====== Material for the task ======
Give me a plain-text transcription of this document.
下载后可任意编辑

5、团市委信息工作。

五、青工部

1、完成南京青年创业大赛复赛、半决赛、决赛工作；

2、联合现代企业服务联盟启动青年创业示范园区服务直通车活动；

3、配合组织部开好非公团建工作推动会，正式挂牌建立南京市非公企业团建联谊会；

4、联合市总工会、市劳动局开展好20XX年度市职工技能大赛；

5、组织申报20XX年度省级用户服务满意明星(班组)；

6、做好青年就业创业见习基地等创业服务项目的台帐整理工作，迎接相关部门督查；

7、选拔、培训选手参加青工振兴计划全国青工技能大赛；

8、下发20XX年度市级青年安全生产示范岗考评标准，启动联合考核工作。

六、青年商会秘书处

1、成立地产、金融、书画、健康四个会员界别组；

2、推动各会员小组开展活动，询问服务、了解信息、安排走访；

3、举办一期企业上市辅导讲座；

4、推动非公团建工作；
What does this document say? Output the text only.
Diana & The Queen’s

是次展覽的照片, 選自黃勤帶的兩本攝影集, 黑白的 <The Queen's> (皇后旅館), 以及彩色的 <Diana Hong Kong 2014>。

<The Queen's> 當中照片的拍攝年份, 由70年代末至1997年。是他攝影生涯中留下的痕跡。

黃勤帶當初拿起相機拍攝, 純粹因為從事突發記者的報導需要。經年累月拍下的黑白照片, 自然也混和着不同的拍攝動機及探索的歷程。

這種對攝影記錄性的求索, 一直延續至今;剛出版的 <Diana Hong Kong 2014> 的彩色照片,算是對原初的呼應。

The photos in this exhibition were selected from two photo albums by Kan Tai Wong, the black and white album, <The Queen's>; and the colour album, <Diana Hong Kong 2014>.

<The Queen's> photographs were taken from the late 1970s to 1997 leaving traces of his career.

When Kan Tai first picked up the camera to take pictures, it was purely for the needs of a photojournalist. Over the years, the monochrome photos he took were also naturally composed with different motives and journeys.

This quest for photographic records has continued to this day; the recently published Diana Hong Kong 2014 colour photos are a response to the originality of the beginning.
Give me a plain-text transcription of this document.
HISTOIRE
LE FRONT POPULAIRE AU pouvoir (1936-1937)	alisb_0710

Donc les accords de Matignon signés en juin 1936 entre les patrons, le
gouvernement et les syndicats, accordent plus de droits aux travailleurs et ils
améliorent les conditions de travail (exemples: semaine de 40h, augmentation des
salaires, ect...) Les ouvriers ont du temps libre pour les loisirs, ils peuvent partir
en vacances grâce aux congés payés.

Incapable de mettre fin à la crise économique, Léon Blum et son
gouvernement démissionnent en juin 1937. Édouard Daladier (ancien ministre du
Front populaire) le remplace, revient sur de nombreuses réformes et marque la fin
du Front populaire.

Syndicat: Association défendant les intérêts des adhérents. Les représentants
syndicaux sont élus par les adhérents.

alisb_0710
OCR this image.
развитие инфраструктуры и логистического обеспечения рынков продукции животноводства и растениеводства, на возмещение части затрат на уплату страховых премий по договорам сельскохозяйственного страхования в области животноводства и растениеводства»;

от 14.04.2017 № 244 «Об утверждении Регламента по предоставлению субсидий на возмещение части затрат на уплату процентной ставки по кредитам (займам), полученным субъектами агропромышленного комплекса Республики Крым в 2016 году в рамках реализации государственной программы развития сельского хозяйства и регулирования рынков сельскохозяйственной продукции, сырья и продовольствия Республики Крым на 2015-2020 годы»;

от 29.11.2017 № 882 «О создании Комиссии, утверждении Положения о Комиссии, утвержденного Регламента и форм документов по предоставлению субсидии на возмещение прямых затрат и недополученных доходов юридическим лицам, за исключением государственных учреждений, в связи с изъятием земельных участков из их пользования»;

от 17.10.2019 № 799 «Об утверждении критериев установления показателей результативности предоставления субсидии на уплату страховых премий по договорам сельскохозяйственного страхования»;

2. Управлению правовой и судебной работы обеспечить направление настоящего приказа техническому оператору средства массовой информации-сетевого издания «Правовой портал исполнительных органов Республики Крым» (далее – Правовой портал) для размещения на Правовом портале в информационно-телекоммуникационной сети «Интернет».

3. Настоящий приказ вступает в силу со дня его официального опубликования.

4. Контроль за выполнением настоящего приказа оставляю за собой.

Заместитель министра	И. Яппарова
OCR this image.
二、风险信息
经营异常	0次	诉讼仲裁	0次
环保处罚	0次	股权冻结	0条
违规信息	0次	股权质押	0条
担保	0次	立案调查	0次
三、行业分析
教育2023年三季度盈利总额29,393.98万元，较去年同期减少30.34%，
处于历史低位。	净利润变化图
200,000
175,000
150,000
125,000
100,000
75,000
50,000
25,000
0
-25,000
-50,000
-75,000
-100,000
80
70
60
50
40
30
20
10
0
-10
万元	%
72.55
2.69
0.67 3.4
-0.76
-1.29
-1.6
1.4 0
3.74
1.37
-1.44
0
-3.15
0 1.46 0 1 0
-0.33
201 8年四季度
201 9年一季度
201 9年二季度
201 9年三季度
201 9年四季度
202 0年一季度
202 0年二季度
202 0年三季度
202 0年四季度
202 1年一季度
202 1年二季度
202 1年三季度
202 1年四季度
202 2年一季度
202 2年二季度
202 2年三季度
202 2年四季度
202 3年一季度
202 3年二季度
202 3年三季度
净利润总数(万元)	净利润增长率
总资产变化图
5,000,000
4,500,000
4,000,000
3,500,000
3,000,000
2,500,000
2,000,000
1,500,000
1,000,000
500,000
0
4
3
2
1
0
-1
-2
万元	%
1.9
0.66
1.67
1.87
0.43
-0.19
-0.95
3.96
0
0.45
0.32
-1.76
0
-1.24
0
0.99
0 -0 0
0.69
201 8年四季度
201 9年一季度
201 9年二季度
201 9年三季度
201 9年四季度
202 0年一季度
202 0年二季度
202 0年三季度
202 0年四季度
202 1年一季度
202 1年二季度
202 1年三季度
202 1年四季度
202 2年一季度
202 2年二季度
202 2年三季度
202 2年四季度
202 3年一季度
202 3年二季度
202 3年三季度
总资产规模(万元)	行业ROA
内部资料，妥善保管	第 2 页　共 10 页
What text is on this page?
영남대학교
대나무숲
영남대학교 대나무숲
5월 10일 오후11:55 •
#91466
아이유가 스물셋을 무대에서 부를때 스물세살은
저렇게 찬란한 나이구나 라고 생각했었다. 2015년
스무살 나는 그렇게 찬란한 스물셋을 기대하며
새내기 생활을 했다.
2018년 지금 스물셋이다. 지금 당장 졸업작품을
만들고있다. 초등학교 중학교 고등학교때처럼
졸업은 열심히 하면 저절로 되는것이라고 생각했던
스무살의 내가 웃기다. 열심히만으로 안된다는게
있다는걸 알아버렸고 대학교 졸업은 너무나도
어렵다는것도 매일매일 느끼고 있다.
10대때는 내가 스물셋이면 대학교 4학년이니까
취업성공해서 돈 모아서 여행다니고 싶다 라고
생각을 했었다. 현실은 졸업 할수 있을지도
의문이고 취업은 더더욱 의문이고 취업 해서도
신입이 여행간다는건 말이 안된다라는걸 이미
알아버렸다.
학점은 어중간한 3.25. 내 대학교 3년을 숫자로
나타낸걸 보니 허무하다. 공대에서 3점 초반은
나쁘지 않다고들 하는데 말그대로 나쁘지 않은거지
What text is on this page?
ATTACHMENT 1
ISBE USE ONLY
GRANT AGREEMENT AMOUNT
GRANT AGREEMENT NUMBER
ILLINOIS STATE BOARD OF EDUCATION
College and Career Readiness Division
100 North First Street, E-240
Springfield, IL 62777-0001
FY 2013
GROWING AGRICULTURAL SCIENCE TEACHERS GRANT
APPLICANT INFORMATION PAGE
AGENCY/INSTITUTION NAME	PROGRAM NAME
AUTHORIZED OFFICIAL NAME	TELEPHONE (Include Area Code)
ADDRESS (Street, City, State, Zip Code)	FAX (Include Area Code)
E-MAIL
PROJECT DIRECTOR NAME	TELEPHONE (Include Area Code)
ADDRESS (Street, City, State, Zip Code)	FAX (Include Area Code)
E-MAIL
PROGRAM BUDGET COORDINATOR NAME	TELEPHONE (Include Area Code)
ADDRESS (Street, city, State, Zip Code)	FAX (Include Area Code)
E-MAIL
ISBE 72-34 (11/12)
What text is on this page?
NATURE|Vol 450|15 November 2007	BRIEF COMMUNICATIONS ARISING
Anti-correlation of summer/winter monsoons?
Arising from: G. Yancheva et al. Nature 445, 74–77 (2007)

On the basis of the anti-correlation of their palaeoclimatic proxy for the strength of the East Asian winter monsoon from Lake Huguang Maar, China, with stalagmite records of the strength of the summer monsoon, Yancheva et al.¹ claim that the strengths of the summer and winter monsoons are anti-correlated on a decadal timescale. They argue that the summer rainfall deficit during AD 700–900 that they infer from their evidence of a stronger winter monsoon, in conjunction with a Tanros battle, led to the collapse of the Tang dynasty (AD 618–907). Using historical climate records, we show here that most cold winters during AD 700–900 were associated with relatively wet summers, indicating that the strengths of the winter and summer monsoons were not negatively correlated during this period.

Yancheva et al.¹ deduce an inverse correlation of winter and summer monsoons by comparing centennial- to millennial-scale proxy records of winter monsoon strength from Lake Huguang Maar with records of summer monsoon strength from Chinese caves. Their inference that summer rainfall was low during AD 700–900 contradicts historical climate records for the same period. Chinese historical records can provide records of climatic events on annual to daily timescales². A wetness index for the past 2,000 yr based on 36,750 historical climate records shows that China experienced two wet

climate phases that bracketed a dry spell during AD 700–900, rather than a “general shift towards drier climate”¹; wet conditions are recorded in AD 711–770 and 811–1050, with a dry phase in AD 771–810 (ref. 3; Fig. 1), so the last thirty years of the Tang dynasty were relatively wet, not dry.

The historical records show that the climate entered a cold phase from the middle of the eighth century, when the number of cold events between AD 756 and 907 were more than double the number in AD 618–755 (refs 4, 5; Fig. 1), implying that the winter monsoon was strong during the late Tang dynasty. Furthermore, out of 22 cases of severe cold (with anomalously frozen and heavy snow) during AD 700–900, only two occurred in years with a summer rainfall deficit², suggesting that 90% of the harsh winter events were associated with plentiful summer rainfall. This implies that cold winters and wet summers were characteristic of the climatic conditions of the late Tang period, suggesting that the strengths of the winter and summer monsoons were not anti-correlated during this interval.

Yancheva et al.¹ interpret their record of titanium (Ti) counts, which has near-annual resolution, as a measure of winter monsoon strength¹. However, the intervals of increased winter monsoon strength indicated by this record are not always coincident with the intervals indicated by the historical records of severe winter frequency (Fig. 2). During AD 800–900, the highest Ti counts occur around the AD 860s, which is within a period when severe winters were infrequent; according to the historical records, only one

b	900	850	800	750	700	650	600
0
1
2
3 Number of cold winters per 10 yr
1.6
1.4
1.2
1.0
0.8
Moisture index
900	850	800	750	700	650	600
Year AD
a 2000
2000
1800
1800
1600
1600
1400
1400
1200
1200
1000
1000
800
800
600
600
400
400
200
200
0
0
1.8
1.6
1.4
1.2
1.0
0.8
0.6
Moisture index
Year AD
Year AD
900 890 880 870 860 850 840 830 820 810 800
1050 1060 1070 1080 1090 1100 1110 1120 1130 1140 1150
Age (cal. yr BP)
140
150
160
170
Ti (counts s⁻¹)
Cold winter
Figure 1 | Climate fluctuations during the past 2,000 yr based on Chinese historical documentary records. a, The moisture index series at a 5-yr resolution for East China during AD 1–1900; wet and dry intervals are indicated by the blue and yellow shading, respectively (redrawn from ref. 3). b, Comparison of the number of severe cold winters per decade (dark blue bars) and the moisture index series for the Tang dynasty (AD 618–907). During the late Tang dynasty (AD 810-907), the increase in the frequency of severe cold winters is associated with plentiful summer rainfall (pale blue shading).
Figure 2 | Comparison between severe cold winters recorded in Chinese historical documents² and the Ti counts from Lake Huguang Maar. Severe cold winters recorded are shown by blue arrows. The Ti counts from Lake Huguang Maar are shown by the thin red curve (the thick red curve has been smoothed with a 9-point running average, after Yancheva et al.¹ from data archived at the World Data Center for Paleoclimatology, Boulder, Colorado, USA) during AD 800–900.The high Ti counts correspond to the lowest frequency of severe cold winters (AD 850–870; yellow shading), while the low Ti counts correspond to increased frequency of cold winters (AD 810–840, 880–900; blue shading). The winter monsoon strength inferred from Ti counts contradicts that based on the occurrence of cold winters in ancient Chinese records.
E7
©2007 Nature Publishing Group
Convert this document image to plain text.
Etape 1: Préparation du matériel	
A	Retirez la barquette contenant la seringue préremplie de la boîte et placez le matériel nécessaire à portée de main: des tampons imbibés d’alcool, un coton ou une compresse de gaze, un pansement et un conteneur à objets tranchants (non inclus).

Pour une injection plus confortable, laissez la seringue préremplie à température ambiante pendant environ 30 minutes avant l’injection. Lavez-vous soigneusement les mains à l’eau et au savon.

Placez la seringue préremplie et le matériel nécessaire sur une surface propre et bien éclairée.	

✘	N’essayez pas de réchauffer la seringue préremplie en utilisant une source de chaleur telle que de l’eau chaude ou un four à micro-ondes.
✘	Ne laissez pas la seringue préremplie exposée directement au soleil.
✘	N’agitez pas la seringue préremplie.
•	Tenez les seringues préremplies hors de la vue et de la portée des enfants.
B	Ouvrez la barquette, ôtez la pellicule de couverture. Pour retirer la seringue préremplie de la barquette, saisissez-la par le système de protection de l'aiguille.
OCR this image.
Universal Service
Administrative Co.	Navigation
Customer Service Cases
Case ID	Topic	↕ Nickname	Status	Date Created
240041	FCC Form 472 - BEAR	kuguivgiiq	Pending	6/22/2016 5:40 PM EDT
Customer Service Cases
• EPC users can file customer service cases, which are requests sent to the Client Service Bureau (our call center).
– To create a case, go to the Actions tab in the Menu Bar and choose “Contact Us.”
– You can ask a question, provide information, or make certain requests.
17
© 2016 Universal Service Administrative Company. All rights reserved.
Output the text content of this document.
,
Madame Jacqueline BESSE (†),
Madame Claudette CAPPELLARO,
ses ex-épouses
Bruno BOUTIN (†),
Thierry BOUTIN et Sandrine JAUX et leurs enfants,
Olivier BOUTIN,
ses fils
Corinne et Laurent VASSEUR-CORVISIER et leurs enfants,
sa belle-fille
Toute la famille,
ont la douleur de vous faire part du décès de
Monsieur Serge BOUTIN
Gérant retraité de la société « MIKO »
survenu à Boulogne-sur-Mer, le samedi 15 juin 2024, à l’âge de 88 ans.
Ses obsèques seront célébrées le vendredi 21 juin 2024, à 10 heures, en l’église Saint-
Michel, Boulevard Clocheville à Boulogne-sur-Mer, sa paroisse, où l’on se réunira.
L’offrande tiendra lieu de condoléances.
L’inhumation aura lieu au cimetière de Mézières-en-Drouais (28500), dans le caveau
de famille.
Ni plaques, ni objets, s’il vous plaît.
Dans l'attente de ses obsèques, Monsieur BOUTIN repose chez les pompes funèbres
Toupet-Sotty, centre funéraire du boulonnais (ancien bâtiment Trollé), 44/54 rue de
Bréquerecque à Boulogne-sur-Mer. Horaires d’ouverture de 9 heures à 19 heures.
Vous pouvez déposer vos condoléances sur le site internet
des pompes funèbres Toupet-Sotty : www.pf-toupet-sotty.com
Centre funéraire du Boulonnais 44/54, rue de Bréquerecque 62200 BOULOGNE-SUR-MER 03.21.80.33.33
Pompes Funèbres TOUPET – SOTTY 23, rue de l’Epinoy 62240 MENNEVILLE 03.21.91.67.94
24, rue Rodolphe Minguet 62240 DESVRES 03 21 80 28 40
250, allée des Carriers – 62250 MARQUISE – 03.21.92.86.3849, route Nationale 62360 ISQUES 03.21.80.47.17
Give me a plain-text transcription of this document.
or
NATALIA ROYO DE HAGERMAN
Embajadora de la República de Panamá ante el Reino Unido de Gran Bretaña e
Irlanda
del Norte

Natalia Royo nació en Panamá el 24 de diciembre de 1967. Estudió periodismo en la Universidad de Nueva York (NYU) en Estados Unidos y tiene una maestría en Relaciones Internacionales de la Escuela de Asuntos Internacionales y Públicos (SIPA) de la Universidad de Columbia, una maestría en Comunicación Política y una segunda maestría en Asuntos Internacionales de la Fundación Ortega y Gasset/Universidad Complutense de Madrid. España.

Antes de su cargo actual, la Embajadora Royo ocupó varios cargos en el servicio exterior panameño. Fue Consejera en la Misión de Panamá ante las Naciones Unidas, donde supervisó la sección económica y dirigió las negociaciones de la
======
* [What needs to be done]: Isolate the lines above that contain the word "colour" and copy them.

* [Exercise result]:
The photos in this exhibition were selected from two photo albums by Kan Tai Wong, the black and white album, <The Queen's>; and the colour album, <Diana Hong Kong 2014>.
This quest for photographic records has continued to this day; the recently published Diana Hong Kong 2014 colour photos are a response to the originality of the beginning.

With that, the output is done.